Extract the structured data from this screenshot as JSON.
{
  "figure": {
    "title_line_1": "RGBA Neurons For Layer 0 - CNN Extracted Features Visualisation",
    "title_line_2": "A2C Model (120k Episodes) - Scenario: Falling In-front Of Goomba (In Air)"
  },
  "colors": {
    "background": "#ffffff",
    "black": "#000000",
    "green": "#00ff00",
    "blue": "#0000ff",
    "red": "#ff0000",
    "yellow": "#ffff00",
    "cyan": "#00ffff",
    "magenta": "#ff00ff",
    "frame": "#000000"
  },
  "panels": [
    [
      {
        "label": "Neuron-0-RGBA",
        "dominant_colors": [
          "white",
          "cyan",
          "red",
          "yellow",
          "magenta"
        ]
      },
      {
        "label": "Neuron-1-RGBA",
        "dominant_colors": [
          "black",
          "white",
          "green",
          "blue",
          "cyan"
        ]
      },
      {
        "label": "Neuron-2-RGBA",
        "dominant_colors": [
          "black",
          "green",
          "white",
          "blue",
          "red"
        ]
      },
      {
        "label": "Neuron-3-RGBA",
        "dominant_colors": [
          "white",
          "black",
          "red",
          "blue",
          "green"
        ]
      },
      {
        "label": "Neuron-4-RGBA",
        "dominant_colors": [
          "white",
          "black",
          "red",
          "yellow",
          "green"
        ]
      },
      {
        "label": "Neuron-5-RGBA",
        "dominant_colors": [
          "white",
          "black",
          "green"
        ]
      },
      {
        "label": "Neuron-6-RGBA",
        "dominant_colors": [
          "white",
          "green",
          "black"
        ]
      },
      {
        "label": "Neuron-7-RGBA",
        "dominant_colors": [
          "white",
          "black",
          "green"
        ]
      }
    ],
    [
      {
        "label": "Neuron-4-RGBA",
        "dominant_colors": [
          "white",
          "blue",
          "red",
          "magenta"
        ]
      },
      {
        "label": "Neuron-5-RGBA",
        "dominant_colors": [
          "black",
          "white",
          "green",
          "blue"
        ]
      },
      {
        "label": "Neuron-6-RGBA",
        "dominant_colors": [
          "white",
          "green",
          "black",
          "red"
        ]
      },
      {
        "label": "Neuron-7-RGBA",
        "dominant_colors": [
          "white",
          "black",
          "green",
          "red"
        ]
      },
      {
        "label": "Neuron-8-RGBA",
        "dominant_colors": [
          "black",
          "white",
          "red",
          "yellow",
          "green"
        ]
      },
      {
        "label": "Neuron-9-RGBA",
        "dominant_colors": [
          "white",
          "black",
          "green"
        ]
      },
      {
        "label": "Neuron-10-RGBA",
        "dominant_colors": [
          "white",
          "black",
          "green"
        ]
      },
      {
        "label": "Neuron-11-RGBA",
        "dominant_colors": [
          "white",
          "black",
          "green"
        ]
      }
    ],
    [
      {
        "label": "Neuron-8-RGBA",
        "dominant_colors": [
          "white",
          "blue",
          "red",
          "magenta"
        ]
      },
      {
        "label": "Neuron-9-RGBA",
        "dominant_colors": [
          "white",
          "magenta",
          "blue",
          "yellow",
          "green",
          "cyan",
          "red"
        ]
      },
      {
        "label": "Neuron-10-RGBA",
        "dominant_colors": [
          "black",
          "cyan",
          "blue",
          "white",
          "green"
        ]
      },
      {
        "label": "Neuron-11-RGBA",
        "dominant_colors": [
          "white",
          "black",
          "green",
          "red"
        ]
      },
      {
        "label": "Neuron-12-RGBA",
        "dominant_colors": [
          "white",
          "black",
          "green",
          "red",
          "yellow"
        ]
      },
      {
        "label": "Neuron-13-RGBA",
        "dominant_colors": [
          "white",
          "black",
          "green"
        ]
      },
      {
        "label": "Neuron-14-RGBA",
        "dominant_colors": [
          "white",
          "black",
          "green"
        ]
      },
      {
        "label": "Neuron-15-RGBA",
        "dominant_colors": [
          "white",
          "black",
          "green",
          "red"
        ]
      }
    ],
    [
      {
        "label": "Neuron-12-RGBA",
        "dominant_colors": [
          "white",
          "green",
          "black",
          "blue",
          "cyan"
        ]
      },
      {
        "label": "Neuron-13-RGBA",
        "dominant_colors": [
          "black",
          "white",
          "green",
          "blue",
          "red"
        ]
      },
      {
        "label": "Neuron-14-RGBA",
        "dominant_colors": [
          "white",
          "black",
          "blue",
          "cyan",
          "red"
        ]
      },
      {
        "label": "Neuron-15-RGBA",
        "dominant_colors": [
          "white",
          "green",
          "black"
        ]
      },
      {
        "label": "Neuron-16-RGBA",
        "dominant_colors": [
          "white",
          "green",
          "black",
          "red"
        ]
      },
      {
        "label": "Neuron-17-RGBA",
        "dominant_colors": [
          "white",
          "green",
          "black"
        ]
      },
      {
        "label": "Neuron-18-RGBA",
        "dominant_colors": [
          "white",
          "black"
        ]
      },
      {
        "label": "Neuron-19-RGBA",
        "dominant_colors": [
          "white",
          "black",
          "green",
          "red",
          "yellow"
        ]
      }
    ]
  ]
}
☆ ☆ ☆ ☆ ☆ ☆ ☆
## What is needed
Faithfully reproduce all of the records, character for character.

## Complete output
Extract the structured data from this screenshot as JSON.
{
  "figure": {
    "title_line_1": "RGBA Neurons For Layer 0 - CNN Extracted Features Visualisation",
    "title_line_2": "A2C Model (120k Episodes) - Scenario: Falling In-front Of Goomba (In Air)"
  },
  "colors": {
    "background": "#ffffff",
    "black": "#000000",
    "green": "#00ff00",
    "blue": "#0000ff",
    "red": "#ff0000",
    "yellow": "#ffff00",
    "cyan": "#00ffff",
    "magenta": "#ff00ff",
    "frame": "#000000"
  },
  "panels": [
    [
      {
        "label": "Neuron-0-RGBA",
        "dominant_colors": [
          "white",
          "cyan",
          "red",
          "yellow",
          "magenta"
        ]
      },
      {
        "label": "Neuron-1-RGBA",
        "dominant_colors": [
          "black",
          "white",
          "green",
          "blue",
          "cyan"
        ]
      },
      {
        "label": "Neuron-2-RGBA",
        "dominant_colors": [
          "black",
          "green",
          "white",
          "blue",
          "red"
        ]
      },
      {
        "label": "Neuron-3-RGBA",
        "dominant_colors": [
          "white",
          "black",
          "red",
          "blue",
          "green"
        ]
      },
      {
        "label": "Neuron-4-RGBA",
        "dominant_colors": [
          "white",
          "black",
          "red",
          "yellow",
          "green"
        ]
      },
      {
        "label": "Neuron-5-RGBA",
        "dominant_colors": [
          "white",
          "black",
          "green"
        ]
      },
      {
        "label": "Neuron-6-RGBA",
        "dominant_colors": [
          "white",
          "green",
          "black"
        ]
      },
      {
        "label": "Neuron-7-RGBA",
        "dominant_colors": [
          "white",
          "black",
          "green"
        ]
      }
    ],
    [
      {
        "label": "Neuron-4-RGBA",
        "dominant_colors": [
          "white",
          "blue",
          "red",
          "magenta"
        ]
      },
      {
        "label": "Neuron-5-RGBA",
        "dominant_colors": [
          "black",
          "white",
          "green",
          "blue"
        ]
      },
      {
        "label": "Neuron-6-RGBA",
        "dominant_colors": [
          "white",
          "green",
          "black",
          "red"
        ]
      },
      {
        "label": "Neuron-7-RGBA",
        "dominant_colors": [
          "white",
          "black",
          "green",
          "red"
        ]
      },
      {
        "label": "Neuron-8-RGBA",
        "dominant_colors": [
          "black",
          "white",
          "red",
          "yellow",
          "green"
        ]
      },
      {
        "label": "Neuron-9-RGBA",
        "dominant_colors": [
          "white",
          "black",
          "green"
        ]
      },
      {
        "label": "Neuron-10-RGBA",
        "dominant_colors": [
          "white",
          "black",
          "green"
        ]
      },
      {
        "label": "Neuron-11-RGBA",
        "dominant_colors": [
          "white",
          "black",
          "green"
        ]
      }
    ],
    [
      {
        "label": "Neuron-8-RGBA",
        "dominant_colors": [
          "white",
          "blue",
          "red",
          "magenta"
        ]
      },
      {
        "label": "Neuron-9-RGBA",
        "dominant_colors": [
          "white",
          "magenta",
          "blue",
          "yellow",
          "green",
          "cyan",
          "red"
        ]
      },
      {
        "label": "Neuron-10-RGBA",
        "dominant_colors": [
          "black",
          "cyan",
          "blue",
          "white",
          "green"
        ]
      },
      {
        "label": "Neuron-11-RGBA",
        "dominant_colors": [
          "white",
          "black",
          "green",
          "red"
        ]
      },
      {
        "label": "Neuron-12-RGBA",
        "dominant_colors": [
          "white",
          "black",
          "green",
          "red",
          "yellow"
        ]
      },
      {
        "label": "Neuron-13-RGBA",
        "dominant_colors": [
          "white",
          "black",
          "green"
        ]
      },
      {
        "label": "Neuron-14-RGBA",
        "dominant_colors": [
          "white",
          "black",
          "green"
        ]
      },
      {
        "label": "Neuron-15-RGBA",
        "dominant_colors": [
          "white",
          "black",
          "green",
          "red"
        ]
      }
    ],
    [
      {
        "label": "Neuron-12-RGBA",
        "dominant_colors": [
          "white",
          "green",
          "black",
          "blue",
          "cyan"
        ]
      },
      {
        "label": "Neuron-13-RGBA",
        "dominant_colors": [
          "black",
          "white",
          "green",
          "blue",
          "red"
        ]
      },
      {
        "label": "Neuron-14-RGBA",
        "dominant_colors": [
          "white",
          "black",
          "blue",
          "cyan",
          "red"
        ]
      },
      {
        "label": "Neuron-15-RGBA",
        "dominant_colors": [
          "white",
          "green",
          "black"
        ]
      },
      {
        "label": "Neuron-16-RGBA",
        "dominant_colors": [
          "white",
          "green",
          "black",
          "red"
        ]
      },
      {
        "label": "Neuron-17-RGBA",
        "dominant_colors": [
          "white",
          "green",
          "black"
        ]
      },
      {
        "label": "Neuron-18-RGBA",
        "dominant_colors": [
          "white",
          "black"
        ]
      },
      {
        "label": "Neuron-19-RGBA",
        "dominant_colors": [
          "white",
          "black",
          "green",
          "red",
          "yellow"
        ]
      }
    ]
  ]
}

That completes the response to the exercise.